The request: Pictures are not part of the copy; repeat everything else in the records exactly.

== Data extract

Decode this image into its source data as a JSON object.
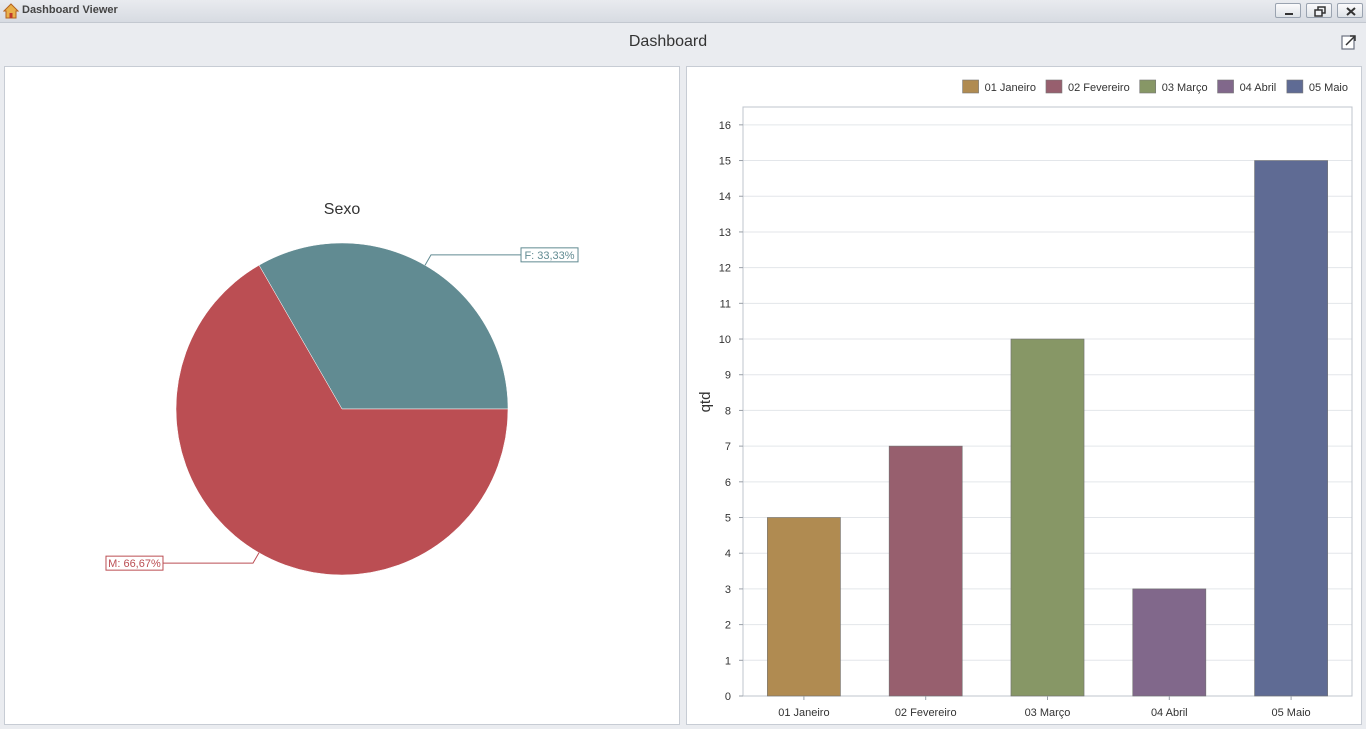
{
  "window": {
    "title": "Dashboard Viewer"
  },
  "header": {
    "title": "Dashboard"
  },
  "icons": {
    "app": "home-icon",
    "minimize": "minimize-icon",
    "restore": "restore-icon",
    "close": "close-icon",
    "export": "export-icon"
  },
  "colors": {
    "pie_f": "#618b92",
    "pie_m": "#bb4e53",
    "jan": "#b08b51",
    "fev": "#975f6e",
    "mar": "#879766",
    "abr": "#81688b",
    "mai": "#5f6b94"
  },
  "chart_data": [
    {
      "type": "pie",
      "title": "Sexo",
      "slices": [
        {
          "label": "F",
          "value": 33.33,
          "display": "F: 33,33%",
          "color": "#618b92"
        },
        {
          "label": "M",
          "value": 66.67,
          "display": "M: 66,67%",
          "color": "#bb4e53"
        }
      ]
    },
    {
      "type": "bar",
      "categories": [
        "01 Janeiro",
        "02 Fevereiro",
        "03 Março",
        "04 Abril",
        "05 Maio"
      ],
      "values": [
        5,
        7,
        10,
        3,
        15
      ],
      "colors": [
        "#b08b51",
        "#975f6e",
        "#879766",
        "#81688b",
        "#5f6b94"
      ],
      "ylabel": "qtd",
      "ylim": [
        0,
        16.5
      ],
      "yticks": [
        "0",
        "1",
        "2",
        "3",
        "4",
        "5",
        "6",
        "7",
        "8",
        "9",
        "10",
        "11",
        "12",
        "13",
        "14",
        "15",
        "16"
      ],
      "legend": [
        "01 Janeiro",
        "02 Fevereiro",
        "03 Março",
        "04 Abril",
        "05 Maio"
      ],
      "legend_position": "top-right",
      "grid": true
    }
  ]
}
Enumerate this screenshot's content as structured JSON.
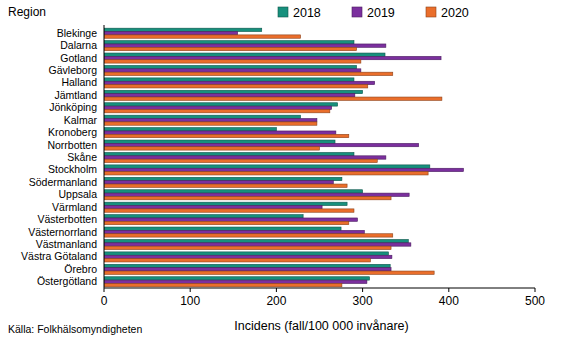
{
  "chart_data": {
    "type": "bar",
    "orientation": "horizontal",
    "ylabel": "Region",
    "xlabel": "Incidens (fall/100 000 invånare)",
    "source": "Källa: Folkhälsomyndigheten",
    "categories": [
      "Blekinge",
      "Dalarna",
      "Gotland",
      "Gävleborg",
      "Halland",
      "Jämtland",
      "Jönköping",
      "Kalmar",
      "Kronoberg",
      "Norrbotten",
      "Skåne",
      "Stockholm",
      "Södermanland",
      "Uppsala",
      "Värmland",
      "Västerbotten",
      "Västernorrland",
      "Västmanland",
      "Västra Götaland",
      "Örebro",
      "Östergötland"
    ],
    "series": [
      {
        "name": "2018",
        "color": "#17907d",
        "values": [
          183,
          290,
          326,
          293,
          290,
          300,
          271,
          228,
          200,
          268,
          290,
          378,
          276,
          300,
          282,
          231,
          275,
          353,
          330,
          332,
          308
        ]
      },
      {
        "name": "2019",
        "color": "#7b2f9e",
        "values": [
          155,
          327,
          391,
          298,
          314,
          291,
          264,
          247,
          269,
          365,
          327,
          417,
          266,
          354,
          253,
          294,
          302,
          356,
          334,
          333,
          305
        ]
      },
      {
        "name": "2020",
        "color": "#ea6e2b",
        "values": [
          228,
          293,
          298,
          335,
          306,
          392,
          262,
          247,
          284,
          250,
          317,
          376,
          282,
          333,
          290,
          284,
          335,
          333,
          309,
          383,
          276
        ]
      }
    ],
    "xlim": [
      0,
      500
    ],
    "xticks": [
      0,
      100,
      200,
      300,
      400,
      500
    ],
    "legend": "top",
    "grid": false
  }
}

====

Correct output:
Decode this image into its source data as a JSON object.
{
  "window": {
    "title": "Dashboard Viewer"
  },
  "header": {
    "title": "Dashboard"
  },
  "icons": {
    "app": "home-icon",
    "minimize": "minimize-icon",
    "restore": "restore-icon",
    "close": "close-icon",
    "export": "export-icon"
  },
  "colors": {
    "pie_f": "#618b92",
    "pie_m": "#bb4e53",
    "jan": "#b08b51",
    "fev": "#975f6e",
    "mar": "#879766",
    "abr": "#81688b",
    "mai": "#5f6b94"
  },
  "chart_data": [
    {
      "type": "pie",
      "title": "Sexo",
      "slices": [
        {
          "label": "F",
          "value": 33.33,
          "display": "F: 33,33%",
          "color": "#618b92"
        },
        {
          "label": "M",
          "value": 66.67,
          "display": "M: 66,67%",
          "color": "#bb4e53"
        }
      ]
    },
    {
      "type": "bar",
      "categories": [
        "01 Janeiro",
        "02 Fevereiro",
        "03 Março",
        "04 Abril",
        "05 Maio"
      ],
      "values": [
        5,
        7,
        10,
        3,
        15
      ],
      "colors": [
        "#b08b51",
        "#975f6e",
        "#879766",
        "#81688b",
        "#5f6b94"
      ],
      "ylabel": "qtd",
      "ylim": [
        0,
        16.5
      ],
      "yticks": [
        "0",
        "1",
        "2",
        "3",
        "4",
        "5",
        "6",
        "7",
        "8",
        "9",
        "10",
        "11",
        "12",
        "13",
        "14",
        "15",
        "16"
      ],
      "legend": [
        "01 Janeiro",
        "02 Fevereiro",
        "03 Março",
        "04 Abril",
        "05 Maio"
      ],
      "legend_position": "top-right",
      "grid": true
    }
  ]
}
Enumerate this screenshot's content as structured JSON.
{
  "chart_data": {
    "type": "bar",
    "orientation": "horizontal",
    "ylabel": "Region",
    "xlabel": "Incidens (fall/100 000 invånare)",
    "source": "Källa: Folkhälsomyndigheten",
    "categories": [
      "Blekinge",
      "Dalarna",
      "Gotland",
      "Gävleborg",
      "Halland",
      "Jämtland",
      "Jönköping",
      "Kalmar",
      "Kronoberg",
      "Norrbotten",
      "Skåne",
      "Stockholm",
      "Södermanland",
      "Uppsala",
      "Värmland",
      "Västerbotten",
      "Västernorrland",
      "Västmanland",
      "Västra Götaland",
      "Örebro",
      "Östergötland"
    ],
    "series": [
      {
        "name": "2018",
        "color": "#17907d",
        "values": [
          183,
          290,
          326,
          293,
          290,
          300,
          271,
          228,
          200,
          268,
          290,
          378,
          276,
          300,
          282,
          231,
          275,
          353,
          330,
          332,
          308
        ]
      },
      {
        "name": "2019",
        "color": "#7b2f9e",
        "values": [
          155,
          327,
          391,
          298,
          314,
          291,
          264,
          247,
          269,
          365,
          327,
          417,
          266,
          354,
          253,
          294,
          302,
          356,
          334,
          333,
          305
        ]
      },
      {
        "name": "2020",
        "color": "#ea6e2b",
        "values": [
          228,
          293,
          298,
          335,
          306,
          392,
          262,
          247,
          284,
          250,
          317,
          376,
          282,
          333,
          290,
          284,
          335,
          333,
          309,
          383,
          276
        ]
      }
    ],
    "xlim": [
      0,
      500
    ],
    "xticks": [
      0,
      100,
      200,
      300,
      400,
      500
    ],
    "legend": "top",
    "grid": false
  }
}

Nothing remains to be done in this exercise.